-- Start Data extract --

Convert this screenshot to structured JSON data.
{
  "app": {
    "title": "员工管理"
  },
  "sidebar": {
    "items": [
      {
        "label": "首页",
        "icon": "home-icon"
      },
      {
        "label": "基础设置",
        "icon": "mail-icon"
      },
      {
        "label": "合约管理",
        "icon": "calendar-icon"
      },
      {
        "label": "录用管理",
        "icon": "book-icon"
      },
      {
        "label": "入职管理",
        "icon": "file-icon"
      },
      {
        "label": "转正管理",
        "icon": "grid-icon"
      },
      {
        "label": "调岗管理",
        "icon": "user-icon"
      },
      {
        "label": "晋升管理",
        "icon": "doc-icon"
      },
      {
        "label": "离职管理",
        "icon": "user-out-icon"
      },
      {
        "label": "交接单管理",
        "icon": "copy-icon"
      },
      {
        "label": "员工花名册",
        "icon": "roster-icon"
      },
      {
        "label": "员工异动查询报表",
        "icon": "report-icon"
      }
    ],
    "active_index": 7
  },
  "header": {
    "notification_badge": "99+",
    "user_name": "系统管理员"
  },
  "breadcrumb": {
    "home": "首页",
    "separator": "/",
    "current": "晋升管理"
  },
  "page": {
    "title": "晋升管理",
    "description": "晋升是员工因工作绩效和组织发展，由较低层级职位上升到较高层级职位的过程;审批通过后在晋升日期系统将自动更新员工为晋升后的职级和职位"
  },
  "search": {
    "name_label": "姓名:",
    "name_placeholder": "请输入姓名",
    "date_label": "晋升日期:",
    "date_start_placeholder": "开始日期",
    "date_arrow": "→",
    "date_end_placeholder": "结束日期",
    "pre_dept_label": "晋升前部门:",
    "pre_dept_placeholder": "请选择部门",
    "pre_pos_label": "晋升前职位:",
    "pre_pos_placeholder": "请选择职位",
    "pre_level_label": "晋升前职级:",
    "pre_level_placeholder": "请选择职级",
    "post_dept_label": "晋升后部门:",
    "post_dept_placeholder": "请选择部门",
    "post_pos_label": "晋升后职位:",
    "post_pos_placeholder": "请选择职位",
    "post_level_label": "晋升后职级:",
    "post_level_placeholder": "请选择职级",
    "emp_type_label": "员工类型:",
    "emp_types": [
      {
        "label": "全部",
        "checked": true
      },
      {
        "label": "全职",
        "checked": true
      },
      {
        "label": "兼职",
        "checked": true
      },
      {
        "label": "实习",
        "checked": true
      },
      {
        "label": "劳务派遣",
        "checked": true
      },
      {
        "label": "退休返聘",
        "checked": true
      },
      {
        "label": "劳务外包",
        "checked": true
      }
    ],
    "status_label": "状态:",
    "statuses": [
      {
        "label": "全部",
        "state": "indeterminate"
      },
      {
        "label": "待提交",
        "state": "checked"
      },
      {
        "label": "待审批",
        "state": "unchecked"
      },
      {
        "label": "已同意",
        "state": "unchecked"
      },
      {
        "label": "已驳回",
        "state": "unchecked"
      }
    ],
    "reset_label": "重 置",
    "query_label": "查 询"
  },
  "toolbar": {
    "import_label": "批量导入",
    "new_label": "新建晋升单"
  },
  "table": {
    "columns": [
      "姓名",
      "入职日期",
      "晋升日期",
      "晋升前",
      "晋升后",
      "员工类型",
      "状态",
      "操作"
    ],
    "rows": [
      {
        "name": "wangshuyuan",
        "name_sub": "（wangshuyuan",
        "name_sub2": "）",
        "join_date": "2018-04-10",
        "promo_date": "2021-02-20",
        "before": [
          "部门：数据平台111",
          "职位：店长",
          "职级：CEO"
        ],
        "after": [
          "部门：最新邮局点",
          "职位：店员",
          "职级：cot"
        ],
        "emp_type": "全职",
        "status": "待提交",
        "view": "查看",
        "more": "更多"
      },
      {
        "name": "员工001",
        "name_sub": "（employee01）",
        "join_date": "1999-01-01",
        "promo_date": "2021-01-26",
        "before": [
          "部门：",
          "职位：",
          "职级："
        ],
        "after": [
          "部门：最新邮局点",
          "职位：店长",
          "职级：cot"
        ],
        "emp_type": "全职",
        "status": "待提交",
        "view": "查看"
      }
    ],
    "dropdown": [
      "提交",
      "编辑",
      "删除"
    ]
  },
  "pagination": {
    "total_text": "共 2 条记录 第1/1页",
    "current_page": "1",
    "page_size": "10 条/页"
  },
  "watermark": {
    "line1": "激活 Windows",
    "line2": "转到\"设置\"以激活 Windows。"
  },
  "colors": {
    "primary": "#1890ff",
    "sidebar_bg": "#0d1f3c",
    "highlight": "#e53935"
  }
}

-- End Data extract --

▸ Requirements
Repeat every line of the data, exactly and in full.

▸ Response to this task
Convert this screenshot to structured JSON data.
{
  "app": {
    "title": "员工管理"
  },
  "sidebar": {
    "items": [
      {
        "label": "首页",
        "icon": "home-icon"
      },
      {
        "label": "基础设置",
        "icon": "mail-icon"
      },
      {
        "label": "合约管理",
        "icon": "calendar-icon"
      },
      {
        "label": "录用管理",
        "icon": "book-icon"
      },
      {
        "label": "入职管理",
        "icon": "file-icon"
      },
      {
        "label": "转正管理",
        "icon": "grid-icon"
      },
      {
        "label": "调岗管理",
        "icon": "user-icon"
      },
      {
        "label": "晋升管理",
        "icon": "doc-icon"
      },
      {
        "label": "离职管理",
        "icon": "user-out-icon"
      },
      {
        "label": "交接单管理",
        "icon": "copy-icon"
      },
      {
        "label": "员工花名册",
        "icon": "roster-icon"
      },
      {
        "label": "员工异动查询报表",
        "icon": "report-icon"
      }
    ],
    "active_index": 7
  },
  "header": {
    "notification_badge": "99+",
    "user_name": "系统管理员"
  },
  "breadcrumb": {
    "home": "首页",
    "separator": "/",
    "current": "晋升管理"
  },
  "page": {
    "title": "晋升管理",
    "description": "晋升是员工因工作绩效和组织发展，由较低层级职位上升到较高层级职位的过程;审批通过后在晋升日期系统将自动更新员工为晋升后的职级和职位"
  },
  "search": {
    "name_label": "姓名:",
    "name_placeholder": "请输入姓名",
    "date_label": "晋升日期:",
    "date_start_placeholder": "开始日期",
    "date_arrow": "→",
    "date_end_placeholder": "结束日期",
    "pre_dept_label": "晋升前部门:",
    "pre_dept_placeholder": "请选择部门",
    "pre_pos_label": "晋升前职位:",
    "pre_pos_placeholder": "请选择职位",
    "pre_level_label": "晋升前职级:",
    "pre_level_placeholder": "请选择职级",
    "post_dept_label": "晋升后部门:",
    "post_dept_placeholder": "请选择部门",
    "post_pos_label": "晋升后职位:",
    "post_pos_placeholder": "请选择职位",
    "post_level_label": "晋升后职级:",
    "post_level_placeholder": "请选择职级",
    "emp_type_label": "员工类型:",
    "emp_types": [
      {
        "label": "全部",
        "checked": true
      },
      {
        "label": "全职",
        "checked": true
      },
      {
        "label": "兼职",
        "checked": true
      },
      {
        "label": "实习",
        "checked": true
      },
      {
        "label": "劳务派遣",
        "checked": true
      },
      {
        "label": "退休返聘",
        "checked": true
      },
      {
        "label": "劳务外包",
        "checked": true
      }
    ],
    "status_label": "状态:",
    "statuses": [
      {
        "label": "全部",
        "state": "indeterminate"
      },
      {
        "label": "待提交",
        "state": "checked"
      },
      {
        "label": "待审批",
        "state": "unchecked"
      },
      {
        "label": "已同意",
        "state": "unchecked"
      },
      {
        "label": "已驳回",
        "state": "unchecked"
      }
    ],
    "reset_label": "重 置",
    "query_label": "查 询"
  },
  "toolbar": {
    "import_label": "批量导入",
    "new_label": "新建晋升单"
  },
  "table": {
    "columns": [
      "姓名",
      "入职日期",
      "晋升日期",
      "晋升前",
      "晋升后",
      "员工类型",
      "状态",
      "操作"
    ],
    "rows": [
      {
        "name": "wangshuyuan",
        "name_sub": "（wangshuyuan",
        "name_sub2": "）",
        "join_date": "2018-04-10",
        "promo_date": "2021-02-20",
        "before": [
          "部门：数据平台111",
          "职位：店长",
          "职级：CEO"
        ],
        "after": [
          "部门：最新邮局点",
          "职位：店员",
          "职级：cot"
        ],
        "emp_type": "全职",
        "status": "待提交",
        "view": "查看",
        "more": "更多"
      },
      {
        "name": "员工001",
        "name_sub": "（employee01）",
        "join_date": "1999-01-01",
        "promo_date": "2021-01-26",
        "before": [
          "部门：",
          "职位：",
          "职级："
        ],
        "after": [
          "部门：最新邮局点",
          "职位：店长",
          "职级：cot"
        ],
        "emp_type": "全职",
        "status": "待提交",
        "view": "查看"
      }
    ],
    "dropdown": [
      "提交",
      "编辑",
      "删除"
    ]
  },
  "pagination": {
    "total_text": "共 2 条记录 第1/1页",
    "current_page": "1",
    "page_size": "10 条/页"
  },
  "watermark": {
    "line1": "激活 Windows",
    "line2": "转到\"设置\"以激活 Windows。"
  },
  "colors": {
    "primary": "#1890ff",
    "sidebar_bg": "#0d1f3c",
    "highlight": "#e53935"
  }
}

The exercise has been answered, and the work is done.